[BEGIN Data extract]
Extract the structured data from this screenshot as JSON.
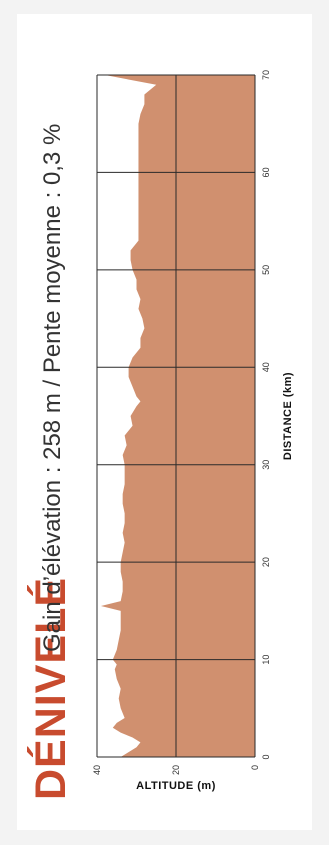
{
  "title": "DÉNIVELÉ",
  "subtitle": "Gain d’élévation : 258 m / Pente moyenne : 0,3 %",
  "chart_data": {
    "type": "area",
    "xlabel": "DISTANCE (km)",
    "ylabel": "ALTITUDE (m)",
    "xlim": [
      0,
      70
    ],
    "ylim": [
      0,
      40
    ],
    "xticks": [
      0,
      10,
      20,
      30,
      40,
      50,
      60,
      70
    ],
    "yticks": [
      0,
      20,
      40
    ],
    "grid": true,
    "colors": {
      "fill": "#d0906f",
      "grid": "#2a2a2a",
      "title": "#c84b2e"
    },
    "series": [
      {
        "x": [
          0,
          0.5,
          1,
          1.5,
          2,
          2.5,
          3,
          3.5,
          4,
          5,
          6,
          7,
          8,
          9,
          9.5,
          10,
          11,
          12,
          13,
          14,
          15,
          15.5,
          16,
          17,
          18,
          19,
          20,
          21,
          22,
          23,
          24,
          25,
          26,
          27,
          28,
          29,
          30,
          31,
          32,
          33,
          34,
          35,
          36,
          36.5,
          37,
          38,
          39,
          40,
          41,
          42,
          43,
          44,
          45,
          46,
          47,
          48,
          49,
          50,
          51,
          52,
          53,
          54,
          55,
          56,
          57,
          58,
          59,
          60,
          61,
          62,
          63,
          64,
          65,
          66,
          67,
          68,
          69,
          70
        ],
        "y": [
          34,
          32,
          30,
          29,
          31,
          34,
          36,
          35,
          33,
          34,
          34.5,
          34,
          35,
          35.5,
          35,
          36,
          35,
          34.5,
          34,
          34,
          34,
          39,
          34,
          33.5,
          33.5,
          34,
          34,
          33.5,
          33,
          33.5,
          33,
          33,
          33.5,
          33.5,
          33,
          33,
          33,
          33.5,
          32.5,
          33,
          31,
          31.5,
          30,
          29,
          30,
          31,
          32,
          32,
          31,
          29,
          29,
          28,
          28.5,
          29.5,
          29,
          30,
          30,
          31,
          31.5,
          31.5,
          29.5,
          29.5,
          29.5,
          29.5,
          29.5,
          29.5,
          29.5,
          29.5,
          29.5,
          29.5,
          29.5,
          29.5,
          29.5,
          29,
          28,
          28,
          25,
          38
        ]
      }
    ]
  }
}
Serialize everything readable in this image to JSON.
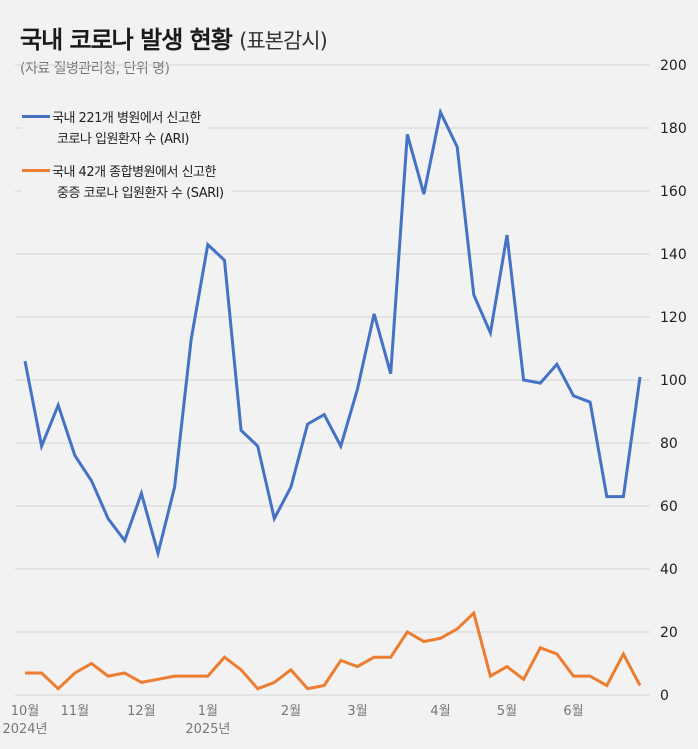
{
  "title": "국내 코로나 발생 현황",
  "title_suffix": "(표본감시)",
  "source": "(자료 질병관리청, 단위 명)",
  "colors": {
    "ari": "#4472c4",
    "sari": "#ed7d31",
    "grid": "#d4d4d4",
    "background": "#f2f2f2"
  },
  "legend": [
    {
      "line1": "국내 221개 병원에서 신고한",
      "line2": "코로나 입원환자 수 (ARI)"
    },
    {
      "line1": "국내 42개 종합병원에서 신고한",
      "line2": "중증 코로나 입원환자 수 (SARI)"
    }
  ],
  "chart_data": {
    "type": "line",
    "title": "국내 코로나 발생 현황 (표본감시)",
    "ylabel": "",
    "xlabel": "",
    "ylim": [
      0,
      200
    ],
    "yticks": [
      0,
      20,
      40,
      60,
      80,
      100,
      120,
      140,
      160,
      180,
      200
    ],
    "grid": true,
    "legend_position": "top-left",
    "x_tick_labels": [
      {
        "index": 0,
        "label": "10월",
        "year": "2024년"
      },
      {
        "index": 3,
        "label": "11월"
      },
      {
        "index": 7,
        "label": "12월"
      },
      {
        "index": 11,
        "label": "1월",
        "year": "2025년"
      },
      {
        "index": 16,
        "label": "2월"
      },
      {
        "index": 20,
        "label": "3월"
      },
      {
        "index": 25,
        "label": "4월"
      },
      {
        "index": 29,
        "label": "5월"
      },
      {
        "index": 33,
        "label": "6월"
      }
    ],
    "series": [
      {
        "name": "국내 221개 병원에서 신고한 코로나 입원환자 수 (ARI)",
        "color": "#4472c4",
        "values": [
          106,
          79,
          92,
          76,
          68,
          56,
          49,
          64,
          45,
          66,
          113,
          143,
          138,
          84,
          79,
          56,
          66,
          86,
          89,
          79,
          97,
          121,
          102,
          178,
          159,
          185,
          174,
          127,
          115,
          146,
          100,
          99,
          105,
          95,
          93,
          63,
          63,
          101
        ]
      },
      {
        "name": "국내 42개 종합병원에서 신고한 중증 코로나 입원환자 수 (SARI)",
        "color": "#ed7d31",
        "values": [
          7,
          7,
          2,
          7,
          10,
          6,
          7,
          4,
          5,
          6,
          6,
          6,
          12,
          8,
          2,
          4,
          8,
          2,
          3,
          11,
          9,
          12,
          12,
          20,
          17,
          18,
          21,
          26,
          6,
          9,
          5,
          15,
          13,
          6,
          6,
          3,
          13,
          3
        ]
      }
    ]
  }
}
[END Data extract]
- _Required task_: Copy out all lines above that include the string "표본감시".

- _Task answer_:
  "title_suffix": "(표본감시)",
    "title": "국내 코로나 발생 현황 (표본감시)",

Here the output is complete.